>>>>>

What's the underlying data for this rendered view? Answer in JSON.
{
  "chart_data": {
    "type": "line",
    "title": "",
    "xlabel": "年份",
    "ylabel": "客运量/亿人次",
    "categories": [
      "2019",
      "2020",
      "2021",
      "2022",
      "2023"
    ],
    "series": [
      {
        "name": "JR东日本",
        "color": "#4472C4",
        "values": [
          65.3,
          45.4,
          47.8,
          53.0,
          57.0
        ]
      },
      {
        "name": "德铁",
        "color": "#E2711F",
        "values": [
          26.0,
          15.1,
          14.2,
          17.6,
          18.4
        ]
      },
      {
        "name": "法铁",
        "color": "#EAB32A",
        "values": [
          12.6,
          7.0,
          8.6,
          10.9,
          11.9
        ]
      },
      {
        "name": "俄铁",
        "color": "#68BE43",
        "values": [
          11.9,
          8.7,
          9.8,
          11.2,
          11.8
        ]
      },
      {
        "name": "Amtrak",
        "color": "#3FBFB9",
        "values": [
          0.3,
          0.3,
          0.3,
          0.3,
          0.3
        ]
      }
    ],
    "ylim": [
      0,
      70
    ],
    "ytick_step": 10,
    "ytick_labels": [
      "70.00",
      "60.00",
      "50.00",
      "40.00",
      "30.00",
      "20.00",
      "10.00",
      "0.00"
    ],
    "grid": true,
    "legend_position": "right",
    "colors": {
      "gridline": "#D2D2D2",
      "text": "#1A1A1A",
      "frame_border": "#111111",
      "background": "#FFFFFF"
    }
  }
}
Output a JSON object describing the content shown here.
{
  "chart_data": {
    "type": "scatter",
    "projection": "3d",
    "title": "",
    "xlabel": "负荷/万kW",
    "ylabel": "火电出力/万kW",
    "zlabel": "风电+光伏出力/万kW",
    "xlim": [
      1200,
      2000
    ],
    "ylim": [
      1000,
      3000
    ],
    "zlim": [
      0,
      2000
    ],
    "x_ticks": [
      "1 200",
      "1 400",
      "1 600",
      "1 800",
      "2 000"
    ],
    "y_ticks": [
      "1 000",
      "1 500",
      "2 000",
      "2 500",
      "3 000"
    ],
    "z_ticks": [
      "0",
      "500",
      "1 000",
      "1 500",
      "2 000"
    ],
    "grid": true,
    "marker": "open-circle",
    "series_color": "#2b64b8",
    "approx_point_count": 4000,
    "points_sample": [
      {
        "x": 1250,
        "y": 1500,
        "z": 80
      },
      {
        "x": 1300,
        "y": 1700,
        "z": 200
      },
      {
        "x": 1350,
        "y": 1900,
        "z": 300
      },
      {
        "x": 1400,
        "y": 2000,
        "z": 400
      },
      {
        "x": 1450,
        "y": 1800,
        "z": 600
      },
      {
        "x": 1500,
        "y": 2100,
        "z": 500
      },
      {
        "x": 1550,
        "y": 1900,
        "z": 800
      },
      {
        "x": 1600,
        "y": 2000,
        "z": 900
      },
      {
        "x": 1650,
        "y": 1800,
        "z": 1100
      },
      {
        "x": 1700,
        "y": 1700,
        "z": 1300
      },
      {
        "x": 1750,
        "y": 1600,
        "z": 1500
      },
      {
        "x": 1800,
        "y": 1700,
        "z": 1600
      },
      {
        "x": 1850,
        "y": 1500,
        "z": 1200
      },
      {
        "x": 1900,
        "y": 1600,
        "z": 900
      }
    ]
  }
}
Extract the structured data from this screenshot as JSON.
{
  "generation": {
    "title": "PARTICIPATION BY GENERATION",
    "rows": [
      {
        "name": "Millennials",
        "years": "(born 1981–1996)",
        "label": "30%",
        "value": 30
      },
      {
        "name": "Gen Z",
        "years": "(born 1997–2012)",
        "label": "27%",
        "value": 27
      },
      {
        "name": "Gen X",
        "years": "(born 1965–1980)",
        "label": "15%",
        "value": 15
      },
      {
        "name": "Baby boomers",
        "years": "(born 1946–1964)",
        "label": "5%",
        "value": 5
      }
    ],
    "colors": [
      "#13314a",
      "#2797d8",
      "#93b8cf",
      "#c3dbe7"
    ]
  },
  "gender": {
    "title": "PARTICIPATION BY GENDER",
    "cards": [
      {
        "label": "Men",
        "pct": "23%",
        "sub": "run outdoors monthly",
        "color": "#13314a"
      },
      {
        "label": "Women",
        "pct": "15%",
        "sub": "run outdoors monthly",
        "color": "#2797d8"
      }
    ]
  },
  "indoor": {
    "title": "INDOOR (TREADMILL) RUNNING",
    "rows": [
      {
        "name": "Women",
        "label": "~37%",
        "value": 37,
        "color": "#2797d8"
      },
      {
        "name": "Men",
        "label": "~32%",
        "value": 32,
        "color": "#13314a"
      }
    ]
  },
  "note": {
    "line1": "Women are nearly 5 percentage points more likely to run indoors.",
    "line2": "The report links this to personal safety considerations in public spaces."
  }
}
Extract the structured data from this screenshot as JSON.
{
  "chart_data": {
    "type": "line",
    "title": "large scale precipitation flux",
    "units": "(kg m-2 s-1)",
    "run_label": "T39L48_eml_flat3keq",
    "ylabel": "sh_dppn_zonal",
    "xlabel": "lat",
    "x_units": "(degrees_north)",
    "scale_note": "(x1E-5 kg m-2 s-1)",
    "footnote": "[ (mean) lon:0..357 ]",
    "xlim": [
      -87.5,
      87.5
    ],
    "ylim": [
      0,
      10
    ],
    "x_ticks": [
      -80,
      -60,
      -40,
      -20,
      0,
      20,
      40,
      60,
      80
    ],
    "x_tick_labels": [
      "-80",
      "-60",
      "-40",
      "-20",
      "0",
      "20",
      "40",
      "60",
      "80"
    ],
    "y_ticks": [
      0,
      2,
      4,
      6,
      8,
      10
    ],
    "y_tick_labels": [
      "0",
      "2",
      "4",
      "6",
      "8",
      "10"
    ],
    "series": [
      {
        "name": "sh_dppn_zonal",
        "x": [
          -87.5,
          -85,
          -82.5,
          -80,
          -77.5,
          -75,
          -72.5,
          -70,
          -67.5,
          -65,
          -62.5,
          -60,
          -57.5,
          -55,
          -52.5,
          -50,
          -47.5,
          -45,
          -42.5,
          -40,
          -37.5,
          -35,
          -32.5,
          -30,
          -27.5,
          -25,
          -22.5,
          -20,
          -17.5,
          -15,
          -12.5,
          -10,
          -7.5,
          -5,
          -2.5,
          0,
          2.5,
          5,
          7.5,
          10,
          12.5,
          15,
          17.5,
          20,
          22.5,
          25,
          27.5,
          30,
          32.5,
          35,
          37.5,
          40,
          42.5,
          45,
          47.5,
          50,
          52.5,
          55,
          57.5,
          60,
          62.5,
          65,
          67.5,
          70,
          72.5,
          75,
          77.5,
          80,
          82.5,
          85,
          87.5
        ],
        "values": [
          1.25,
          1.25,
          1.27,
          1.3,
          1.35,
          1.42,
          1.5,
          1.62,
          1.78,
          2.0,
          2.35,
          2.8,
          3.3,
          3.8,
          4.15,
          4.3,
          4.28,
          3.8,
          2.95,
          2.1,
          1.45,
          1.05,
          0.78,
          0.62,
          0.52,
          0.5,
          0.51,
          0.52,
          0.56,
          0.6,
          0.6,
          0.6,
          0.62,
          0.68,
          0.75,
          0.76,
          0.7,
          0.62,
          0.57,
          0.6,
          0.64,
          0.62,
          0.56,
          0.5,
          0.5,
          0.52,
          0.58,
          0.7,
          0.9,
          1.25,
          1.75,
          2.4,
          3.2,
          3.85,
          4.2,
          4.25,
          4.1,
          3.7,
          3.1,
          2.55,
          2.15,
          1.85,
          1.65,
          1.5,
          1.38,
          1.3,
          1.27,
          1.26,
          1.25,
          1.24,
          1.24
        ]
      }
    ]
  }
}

<<<<<

→ Given instruction
Type the material above out again, exactly.

→ Response below
What's the underlying data for this rendered view? Answer in JSON.
{
  "chart_data": {
    "type": "line",
    "title": "",
    "xlabel": "年份",
    "ylabel": "客运量/亿人次",
    "categories": [
      "2019",
      "2020",
      "2021",
      "2022",
      "2023"
    ],
    "series": [
      {
        "name": "JR东日本",
        "color": "#4472C4",
        "values": [
          65.3,
          45.4,
          47.8,
          53.0,
          57.0
        ]
      },
      {
        "name": "德铁",
        "color": "#E2711F",
        "values": [
          26.0,
          15.1,
          14.2,
          17.6,
          18.4
        ]
      },
      {
        "name": "法铁",
        "color": "#EAB32A",
        "values": [
          12.6,
          7.0,
          8.6,
          10.9,
          11.9
        ]
      },
      {
        "name": "俄铁",
        "color": "#68BE43",
        "values": [
          11.9,
          8.7,
          9.8,
          11.2,
          11.8
        ]
      },
      {
        "name": "Amtrak",
        "color": "#3FBFB9",
        "values": [
          0.3,
          0.3,
          0.3,
          0.3,
          0.3
        ]
      }
    ],
    "ylim": [
      0,
      70
    ],
    "ytick_step": 10,
    "ytick_labels": [
      "70.00",
      "60.00",
      "50.00",
      "40.00",
      "30.00",
      "20.00",
      "10.00",
      "0.00"
    ],
    "grid": true,
    "legend_position": "right",
    "colors": {
      "gridline": "#D2D2D2",
      "text": "#1A1A1A",
      "frame_border": "#111111",
      "background": "#FFFFFF"
    }
  }
}
Output a JSON object describing the content shown here.
{
  "chart_data": {
    "type": "scatter",
    "projection": "3d",
    "title": "",
    "xlabel": "负荷/万kW",
    "ylabel": "火电出力/万kW",
    "zlabel": "风电+光伏出力/万kW",
    "xlim": [
      1200,
      2000
    ],
    "ylim": [
      1000,
      3000
    ],
    "zlim": [
      0,
      2000
    ],
    "x_ticks": [
      "1 200",
      "1 400",
      "1 600",
      "1 800",
      "2 000"
    ],
    "y_ticks": [
      "1 000",
      "1 500",
      "2 000",
      "2 500",
      "3 000"
    ],
    "z_ticks": [
      "0",
      "500",
      "1 000",
      "1 500",
      "2 000"
    ],
    "grid": true,
    "marker": "open-circle",
    "series_color": "#2b64b8",
    "approx_point_count": 4000,
    "points_sample": [
      {
        "x": 1250,
        "y": 1500,
        "z": 80
      },
      {
        "x": 1300,
        "y": 1700,
        "z": 200
      },
      {
        "x": 1350,
        "y": 1900,
        "z": 300
      },
      {
        "x": 1400,
        "y": 2000,
        "z": 400
      },
      {
        "x": 1450,
        "y": 1800,
        "z": 600
      },
      {
        "x": 1500,
        "y": 2100,
        "z": 500
      },
      {
        "x": 1550,
        "y": 1900,
        "z": 800
      },
      {
        "x": 1600,
        "y": 2000,
        "z": 900
      },
      {
        "x": 1650,
        "y": 1800,
        "z": 1100
      },
      {
        "x": 1700,
        "y": 1700,
        "z": 1300
      },
      {
        "x": 1750,
        "y": 1600,
        "z": 1500
      },
      {
        "x": 1800,
        "y": 1700,
        "z": 1600
      },
      {
        "x": 1850,
        "y": 1500,
        "z": 1200
      },
      {
        "x": 1900,
        "y": 1600,
        "z": 900
      }
    ]
  }
}
Extract the structured data from this screenshot as JSON.
{
  "generation": {
    "title": "PARTICIPATION BY GENERATION",
    "rows": [
      {
        "name": "Millennials",
        "years": "(born 1981–1996)",
        "label": "30%",
        "value": 30
      },
      {
        "name": "Gen Z",
        "years": "(born 1997–2012)",
        "label": "27%",
        "value": 27
      },
      {
        "name": "Gen X",
        "years": "(born 1965–1980)",
        "label": "15%",
        "value": 15
      },
      {
        "name": "Baby boomers",
        "years": "(born 1946–1964)",
        "label": "5%",
        "value": 5
      }
    ],
    "colors": [
      "#13314a",
      "#2797d8",
      "#93b8cf",
      "#c3dbe7"
    ]
  },
  "gender": {
    "title": "PARTICIPATION BY GENDER",
    "cards": [
      {
        "label": "Men",
        "pct": "23%",
        "sub": "run outdoors monthly",
        "color": "#13314a"
      },
      {
        "label": "Women",
        "pct": "15%",
        "sub": "run outdoors monthly",
        "color": "#2797d8"
      }
    ]
  },
  "indoor": {
    "title": "INDOOR (TREADMILL) RUNNING",
    "rows": [
      {
        "name": "Women",
        "label": "~37%",
        "value": 37,
        "color": "#2797d8"
      },
      {
        "name": "Men",
        "label": "~32%",
        "value": 32,
        "color": "#13314a"
      }
    ]
  },
  "note": {
    "line1": "Women are nearly 5 percentage points more likely to run indoors.",
    "line2": "The report links this to personal safety considerations in public spaces."
  }
}
Extract the structured data from this screenshot as JSON.
{
  "chart_data": {
    "type": "line",
    "title": "large scale precipitation flux",
    "units": "(kg m-2 s-1)",
    "run_label": "T39L48_eml_flat3keq",
    "ylabel": "sh_dppn_zonal",
    "xlabel": "lat",
    "x_units": "(degrees_north)",
    "scale_note": "(x1E-5 kg m-2 s-1)",
    "footnote": "[ (mean) lon:0..357 ]",
    "xlim": [
      -87.5,
      87.5
    ],
    "ylim": [
      0,
      10
    ],
    "x_ticks": [
      -80,
      -60,
      -40,
      -20,
      0,
      20,
      40,
      60,
      80
    ],
    "x_tick_labels": [
      "-80",
      "-60",
      "-40",
      "-20",
      "0",
      "20",
      "40",
      "60",
      "80"
    ],
    "y_ticks": [
      0,
      2,
      4,
      6,
      8,
      10
    ],
    "y_tick_labels": [
      "0",
      "2",
      "4",
      "6",
      "8",
      "10"
    ],
    "series": [
      {
        "name": "sh_dppn_zonal",
        "x": [
          -87.5,
          -85,
          -82.5,
          -80,
          -77.5,
          -75,
          -72.5,
          -70,
          -67.5,
          -65,
          -62.5,
          -60,
          -57.5,
          -55,
          -52.5,
          -50,
          -47.5,
          -45,
          -42.5,
          -40,
          -37.5,
          -35,
          -32.5,
          -30,
          -27.5,
          -25,
          -22.5,
          -20,
          -17.5,
          -15,
          -12.5,
          -10,
          -7.5,
          -5,
          -2.5,
          0,
          2.5,
          5,
          7.5,
          10,
          12.5,
          15,
          17.5,
          20,
          22.5,
          25,
          27.5,
          30,
          32.5,
          35,
          37.5,
          40,
          42.5,
          45,
          47.5,
          50,
          52.5,
          55,
          57.5,
          60,
          62.5,
          65,
          67.5,
          70,
          72.5,
          75,
          77.5,
          80,
          82.5,
          85,
          87.5
        ],
        "values": [
          1.25,
          1.25,
          1.27,
          1.3,
          1.35,
          1.42,
          1.5,
          1.62,
          1.78,
          2.0,
          2.35,
          2.8,
          3.3,
          3.8,
          4.15,
          4.3,
          4.28,
          3.8,
          2.95,
          2.1,
          1.45,
          1.05,
          0.78,
          0.62,
          0.52,
          0.5,
          0.51,
          0.52,
          0.56,
          0.6,
          0.6,
          0.6,
          0.62,
          0.68,
          0.75,
          0.76,
          0.7,
          0.62,
          0.57,
          0.6,
          0.64,
          0.62,
          0.56,
          0.5,
          0.5,
          0.52,
          0.58,
          0.7,
          0.9,
          1.25,
          1.75,
          2.4,
          3.2,
          3.85,
          4.2,
          4.25,
          4.1,
          3.7,
          3.1,
          2.55,
          2.15,
          1.85,
          1.65,
          1.5,
          1.38,
          1.3,
          1.27,
          1.26,
          1.25,
          1.24,
          1.24
        ]
      }
    ]
  }
}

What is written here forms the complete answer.